GENEL KURUL KONUŞMASI
Konu: 2025 Yılı Merkezi Yönetim Bütçe Kanunu Teklifi ile 2023 Yılı Merkezi Yönetim Kesin Hesap Kanunu Teklifinin 4'üncü Tur Görüşmeleri münasebetiyle
Yasama Yılı:3
Birleşim:33
Tarih:13.12.2024

AK PARTİ GRUBU ADINA YÜCEL ARZEN HACIOĞULLARI (İstanbul) - Sayın Başkan, kıymetli milletvekilleri; AK PARTİ'nin geçtiğimiz yirmi yıl içerisindeki başarısını rakamlar vererek sıkıcı bir konuşma yapmayacağım. Müsaade ederseniz rakamların konuşmacıyı rahatlatan güvenli alanından uzaklaşarak ama rakamlardan hareketle gerçek, siyasi, kültürel bir tartışma açmak niyetim. Bir derdim var çünkü. Derdim, Antonio Gramsci'nin kemiklerini sızlatsa da kültürel hegemonya. Bakın, daha geçen gün Devlet Opera ve Balesinin Şırnak'ta başlatılan Anadolu Opera ve Bale Festivali kapsamında düzenlediği Şehrinuh Konseri'nden bahsedeyim birazcık gururla. Salon tıklım tıklım, koridorlar, orkestra yerinde, şef bagetiyle en ünlü operaların en ünlü aryalarından oluşmuş bir repertuvarla seyirci karşısında. Nerede? Suriye sınırının hemen yanında, az ötede silahlar patlarken barışın şarkıları semada. Sanatın gücü bu işte; insana, hayatının insan eliyle yeniden yaşanılabilir bir yer olduğunu söyleme, inandırma gayretidir sanat. Kültür Bakanlığımız sadece Şırnak'ta değil bu yıl etkinliklerini aynı zamanda Ardahan, Kırklareli, yurdun dört bir tarafında yaptı. Bayburt, Bayburt olalı böyle bir güzellik görmedi çünkü güzel olan her şey bizim. (AK PARTİ sıralarından alkışlar) Çünkü güzel olana talibiz. Değil mi ki dünya bize mescit kılındı, değil mi ki Doğu da bizim Batı da. O hâlde, kendimizi ayırmayacağız güzelden, güzel neredeyse oradan. Mozart da Beethoven, Verdi, Wagner, hepsi bizim; Itrî, Zekai Dede, Hafız Post ya da Karacaoğlan, Yunus Emre, Neşet Ertaş, Mahzuni; dünyanın neresinde yaşarsa yaşasın, kim sahip çıkıyor, kim kendi dünya yarasını onunla sarıyorsa onundur.

Atatürk'ün 1934'te bu Meclis kürsüsünde yeni ulusun inşası için sahnenin, çağdaş Batı müziğinin önemini vurgulayan sözlerini hatırlattım geçen konuşmamda. Haklıydı gerekçeleri onların. Elbette, bütün doğrular gibi zamana bağlıdır doğrular. Kurulan yeni ulus devletin zihinlerdeki inşası için çok çalışır dönemin şairleri, bestecileri, şuarası. Atatürk'ün işareti bu yöndedir çünkü, muasır medeniyetler seviyesinin üzerine çıkmak için çalışılmalı. Bu önermeye göre muasır medeniyetler oradadır ve biz buradayız. Muasır medeniyetler yukarıda, görece biz ondan daha aşağıdayız. Çok çalışılmalıdır o yükseltiye ulaşmak için, yükümüz ağır; bir milleti değil, artık, bir ulusu yüklenmişizdir. Asla geriye dönüp bakmayacağız, hep ileri, hep ileri, daha ileri.

────────────────────────────────────────

• Talimatlar ve koşullar: Genel Kurul konuşmasından alınan alıntıda "Atatürk'ün 1934'te bu" ifadesini içeren sözlerle açılıp "ileri, daha ileri." ile kapanan kısmı, "Atatürk'ün" yerine "Mustafa Kemal'in" koyarak yeniden yazın. Bu iş için kayıtlara başvurmak gerekmiyor.

────────────────────────────────────────

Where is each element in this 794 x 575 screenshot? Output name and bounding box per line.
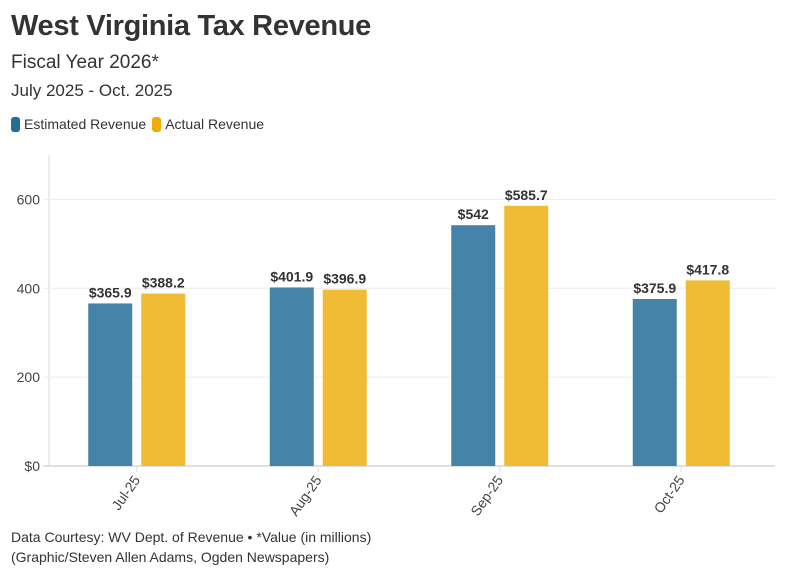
bar-actual — [504, 205, 549, 466]
bar-estimated — [451, 225, 496, 466]
x-tick-label: Aug-25 — [286, 472, 325, 518]
y-tick-label: 200 — [17, 369, 41, 385]
legend-label-actual: Actual Revenue — [165, 116, 265, 132]
bar-actual — [322, 289, 367, 466]
bar-estimated — [632, 298, 677, 466]
data-label: $417.8 — [686, 261, 729, 277]
chart-subtitle: Fiscal Year 2026* — [11, 52, 159, 73]
source-note: Data Courtesy: WV Dept. of Revenue • *Va… — [11, 529, 372, 545]
date-range: July 2025 - Oct. 2025 — [11, 81, 173, 100]
bar-actual — [685, 280, 730, 466]
y-tick-label: 600 — [17, 191, 41, 207]
data-label: $542 — [458, 206, 489, 222]
legend-swatch-actual — [152, 116, 162, 132]
data-label: $365.9 — [89, 284, 132, 300]
legend: Estimated Revenue Actual Revenue — [11, 116, 270, 132]
bar-actual — [141, 293, 186, 466]
footer: Data Courtesy: WV Dept. of Revenue • *Va… — [11, 527, 371, 567]
legend-item-actual: Actual Revenue — [152, 116, 264, 132]
bar-estimated — [269, 287, 314, 466]
credit-note: (Graphic/Steven Allen Adams, Ogden Newsp… — [11, 549, 330, 565]
bar-estimated — [88, 303, 133, 466]
x-tick-label: Jul-25 — [108, 472, 143, 513]
legend-item-estimated: Estimated Revenue — [11, 116, 146, 132]
data-label: $585.7 — [505, 187, 548, 203]
y-tick-label: $0 — [24, 458, 40, 474]
y-tick-label: 400 — [17, 280, 41, 296]
data-label: $401.9 — [270, 268, 313, 284]
data-label: $375.9 — [633, 280, 676, 296]
x-tick-label: Sep-25 — [467, 472, 506, 518]
data-label: $396.9 — [323, 271, 366, 287]
data-label: $388.2 — [142, 275, 185, 291]
legend-label-estimated: Estimated Revenue — [24, 116, 147, 132]
x-tick-label: Oct-25 — [651, 472, 688, 516]
chart-title: West Virginia Tax Revenue — [11, 10, 371, 42]
legend-swatch-estimated — [11, 116, 20, 132]
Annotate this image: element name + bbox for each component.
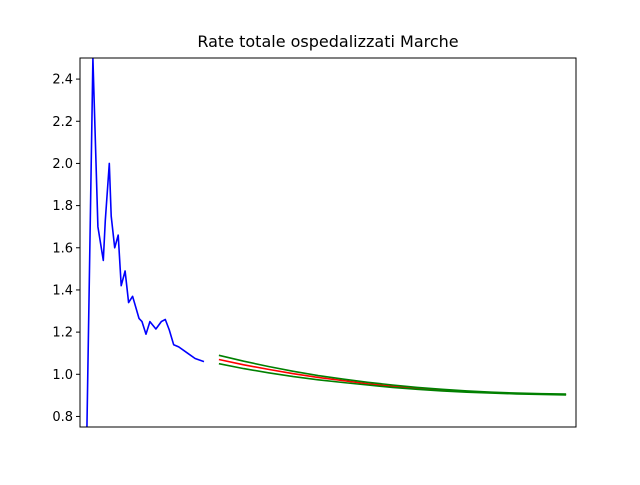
- series-line-forecast-lower: [218, 362, 567, 396]
- y-tick-label: 2.0: [52, 157, 73, 172]
- y-tick-label: 1.6: [52, 241, 73, 256]
- y-tick-label: 1.8: [52, 199, 73, 214]
- series-line-forecast-upper: [218, 354, 567, 395]
- y-tick-label: 1.2: [52, 326, 73, 341]
- chart-title: Rate totale ospedalizzati Marche: [197, 32, 459, 51]
- y-tick-label: 2.2: [52, 115, 73, 130]
- y-tick-label: 0.8: [52, 410, 73, 425]
- plot-frame: [79, 57, 577, 428]
- y-tick-label: 1.0: [52, 368, 73, 383]
- series-line-forecast: [218, 358, 567, 396]
- y-tick-label: 1.4: [52, 283, 73, 298]
- y-tick-label: 2.4: [52, 73, 73, 88]
- series-line-observed: [86, 58, 205, 427]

────────────────────────────────────────

• Yazılı yanıt:
Mustafa Kemal'in 1934'te bu Meclis kürsüsünde yeni ulusun inşası için sahnenin, çağdaş Batı müziğinin önemini vurgulayan sözlerini hatırlattım geçen konuşmamda. Haklıydı gerekçeleri onların. Elbette, bütün doğrular gibi zamana bağlıdır doğrular. Kurulan yeni ulus devletin zihinlerdeki inşası için çok çalışır dönemin şairleri, bestecileri, şuarası. Mustafa Kemal'in işareti bu yöndedir çünkü, muasır medeniyetler seviyesinin üzerine çıkmak için çalışılmalı. Bu önermeye göre muasır medeniyetler oradadır ve biz buradayız. Muasır medeniyetler yukarıda, görece biz ondan daha aşağıdayız. Çok çalışılmalıdır o yükseltiye ulaşmak için, yükümüz ağır; bir milleti değil, artık, bir ulusu yüklenmişizdir. Asla geriye dönüp bakmayacağız, hep ileri, hep ileri, daha ileri.